- WORK INSTRUCTIONS: Put the lines of the rows starting at the line that contains "price-after-cell: ¥30,900 xyxy=(364,438,422,466)" and ending at the line that contains "price-after-cell: ¥12,300 xyxy=(154,345,212,372)" into a JSON list of strings, one string per line, with any blank lines left out.

[Data records]
━━━━━━━━━━━━━━━━━━━━━━━━━━━━━━
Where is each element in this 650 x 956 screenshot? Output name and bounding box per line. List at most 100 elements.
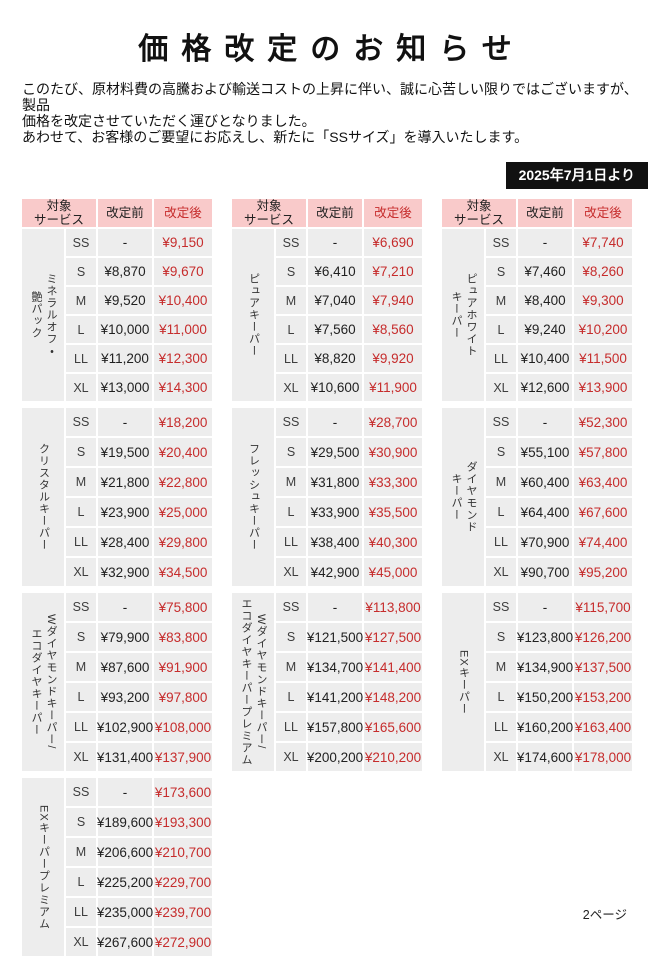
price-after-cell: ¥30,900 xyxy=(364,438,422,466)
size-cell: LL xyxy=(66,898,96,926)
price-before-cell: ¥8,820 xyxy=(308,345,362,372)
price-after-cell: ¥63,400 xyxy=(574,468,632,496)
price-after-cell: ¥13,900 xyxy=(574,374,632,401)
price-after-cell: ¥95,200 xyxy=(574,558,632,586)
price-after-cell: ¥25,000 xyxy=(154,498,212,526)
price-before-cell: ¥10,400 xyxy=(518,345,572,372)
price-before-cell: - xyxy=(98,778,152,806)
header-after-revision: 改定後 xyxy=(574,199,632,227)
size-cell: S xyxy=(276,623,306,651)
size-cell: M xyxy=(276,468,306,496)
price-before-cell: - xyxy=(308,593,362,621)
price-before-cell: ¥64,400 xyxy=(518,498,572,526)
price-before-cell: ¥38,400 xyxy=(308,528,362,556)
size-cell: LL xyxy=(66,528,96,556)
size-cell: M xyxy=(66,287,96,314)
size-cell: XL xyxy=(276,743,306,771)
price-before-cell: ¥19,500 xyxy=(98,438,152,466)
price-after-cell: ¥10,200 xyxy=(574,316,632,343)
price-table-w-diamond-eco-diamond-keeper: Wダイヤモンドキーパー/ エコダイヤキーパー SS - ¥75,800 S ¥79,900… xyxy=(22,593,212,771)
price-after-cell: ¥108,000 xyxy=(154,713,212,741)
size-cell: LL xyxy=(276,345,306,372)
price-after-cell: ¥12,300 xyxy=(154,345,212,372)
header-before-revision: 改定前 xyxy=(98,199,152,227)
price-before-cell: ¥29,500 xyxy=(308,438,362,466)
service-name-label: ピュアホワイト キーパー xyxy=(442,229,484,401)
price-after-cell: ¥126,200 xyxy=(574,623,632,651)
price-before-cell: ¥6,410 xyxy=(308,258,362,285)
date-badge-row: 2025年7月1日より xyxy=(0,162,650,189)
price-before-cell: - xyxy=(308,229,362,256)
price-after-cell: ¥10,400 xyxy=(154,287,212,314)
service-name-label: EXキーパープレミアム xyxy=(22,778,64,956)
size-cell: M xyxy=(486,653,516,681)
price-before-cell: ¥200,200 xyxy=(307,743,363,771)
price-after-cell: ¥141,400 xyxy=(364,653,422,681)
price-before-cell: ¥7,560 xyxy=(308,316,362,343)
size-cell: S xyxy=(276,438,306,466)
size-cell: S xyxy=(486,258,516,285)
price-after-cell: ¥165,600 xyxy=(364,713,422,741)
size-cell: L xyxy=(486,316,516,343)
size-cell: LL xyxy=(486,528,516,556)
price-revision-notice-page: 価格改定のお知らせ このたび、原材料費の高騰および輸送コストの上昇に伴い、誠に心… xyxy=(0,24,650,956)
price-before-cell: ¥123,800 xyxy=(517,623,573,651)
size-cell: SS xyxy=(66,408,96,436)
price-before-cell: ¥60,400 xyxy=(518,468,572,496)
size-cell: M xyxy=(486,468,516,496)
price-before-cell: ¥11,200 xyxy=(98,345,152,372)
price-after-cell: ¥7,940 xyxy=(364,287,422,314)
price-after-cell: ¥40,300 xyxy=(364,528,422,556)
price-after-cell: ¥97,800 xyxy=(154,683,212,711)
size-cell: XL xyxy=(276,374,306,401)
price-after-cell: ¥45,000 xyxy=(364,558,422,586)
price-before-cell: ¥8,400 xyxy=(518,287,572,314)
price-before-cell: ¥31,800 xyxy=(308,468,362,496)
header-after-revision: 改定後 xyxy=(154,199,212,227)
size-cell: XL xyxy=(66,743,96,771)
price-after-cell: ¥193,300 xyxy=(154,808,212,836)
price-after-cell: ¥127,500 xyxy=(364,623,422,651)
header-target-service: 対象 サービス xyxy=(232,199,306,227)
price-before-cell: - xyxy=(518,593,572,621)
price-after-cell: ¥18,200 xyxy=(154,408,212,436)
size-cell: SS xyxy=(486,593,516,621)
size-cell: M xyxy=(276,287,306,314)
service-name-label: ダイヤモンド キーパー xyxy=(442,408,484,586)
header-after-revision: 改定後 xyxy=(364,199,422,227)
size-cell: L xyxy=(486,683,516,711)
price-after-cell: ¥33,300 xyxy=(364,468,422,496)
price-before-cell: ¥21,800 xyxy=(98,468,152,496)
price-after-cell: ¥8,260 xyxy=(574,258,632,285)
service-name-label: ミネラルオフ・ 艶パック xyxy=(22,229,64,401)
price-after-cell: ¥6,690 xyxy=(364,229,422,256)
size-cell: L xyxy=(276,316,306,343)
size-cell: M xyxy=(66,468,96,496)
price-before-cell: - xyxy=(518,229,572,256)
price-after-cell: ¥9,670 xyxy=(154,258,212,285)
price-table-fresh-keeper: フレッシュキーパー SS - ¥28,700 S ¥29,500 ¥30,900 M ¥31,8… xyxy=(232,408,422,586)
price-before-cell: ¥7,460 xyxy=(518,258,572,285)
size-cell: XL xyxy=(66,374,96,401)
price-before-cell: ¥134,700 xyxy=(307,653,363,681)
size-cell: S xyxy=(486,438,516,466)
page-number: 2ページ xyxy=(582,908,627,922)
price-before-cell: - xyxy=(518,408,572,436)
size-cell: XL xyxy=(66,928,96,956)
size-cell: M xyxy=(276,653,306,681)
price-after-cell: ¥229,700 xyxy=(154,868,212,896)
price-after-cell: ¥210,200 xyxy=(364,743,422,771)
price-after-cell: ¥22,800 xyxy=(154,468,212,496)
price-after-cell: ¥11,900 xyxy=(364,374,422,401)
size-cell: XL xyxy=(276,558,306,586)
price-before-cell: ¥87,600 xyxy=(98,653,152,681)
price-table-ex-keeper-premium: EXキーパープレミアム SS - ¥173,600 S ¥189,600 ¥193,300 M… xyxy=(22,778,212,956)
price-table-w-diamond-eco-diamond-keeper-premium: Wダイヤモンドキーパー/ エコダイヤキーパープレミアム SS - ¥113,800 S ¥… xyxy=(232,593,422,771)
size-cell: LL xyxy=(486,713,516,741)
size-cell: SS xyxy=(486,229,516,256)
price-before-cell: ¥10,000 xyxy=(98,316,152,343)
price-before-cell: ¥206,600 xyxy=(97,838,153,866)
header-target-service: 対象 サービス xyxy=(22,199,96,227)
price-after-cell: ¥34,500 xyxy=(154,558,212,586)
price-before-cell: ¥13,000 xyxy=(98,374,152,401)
━━━━━━━━━━━━━━━━━━━━━━━━━━━━━━
- SOLUTION FOR THIS TASK:
[
  "price-after-cell: ¥30,900 xyxy=(364,438,422,466)",
  "size-cell: LL xyxy=(66,898,96,926)",
  "price-before-cell: ¥8,820 xyxy=(308,345,362,372)",
  "price-after-cell: ¥63,400 xyxy=(574,468,632,496)",
  "price-after-cell: ¥13,900 xyxy=(574,374,632,401)",
  "price-after-cell: ¥95,200 xyxy=(574,558,632,586)",
  "price-after-cell: ¥25,000 xyxy=(154,498,212,526)",
  "price-before-cell: ¥10,400 xyxy=(518,345,572,372)",
  "price-before-cell: - xyxy=(98,778,152,806)",
  "header-after-revision: 改定後 xyxy=(574,199,632,227)",
  "size-cell: S xyxy=(276,623,306,651)",
  "size-cell: M xyxy=(276,468,306,496)",
  "price-before-cell: - xyxy=(308,593,362,621)",
  "price-before-cell: ¥64,400 xyxy=(518,498,572,526)",
  "price-before-cell: ¥38,400 xyxy=(308,528,362,556)",
  "size-cell: LL xyxy=(66,528,96,556)",
  "size-cell: M xyxy=(66,287,96,314)",
  "size-cell: XL xyxy=(276,743,306,771)",
  "price-before-cell: ¥19,500 xyxy=(98,438,152,466)",
  "price-after-cell: ¥10,200 xyxy=(574,316,632,343)",
  "price-table-w-diamond-eco-diamond-keeper: Wダイヤモンドキーパー/ エコダイヤキーパー SS - ¥75,800 S ¥79,900… xyxy=(22,593,212,771)",
  "price-after-cell: ¥108,000 xyxy=(154,713,212,741)",
  "size-cell: LL xyxy=(276,345,306,372)",
  "price-after-cell: ¥12,300 xyxy=(154,345,212,372)"
]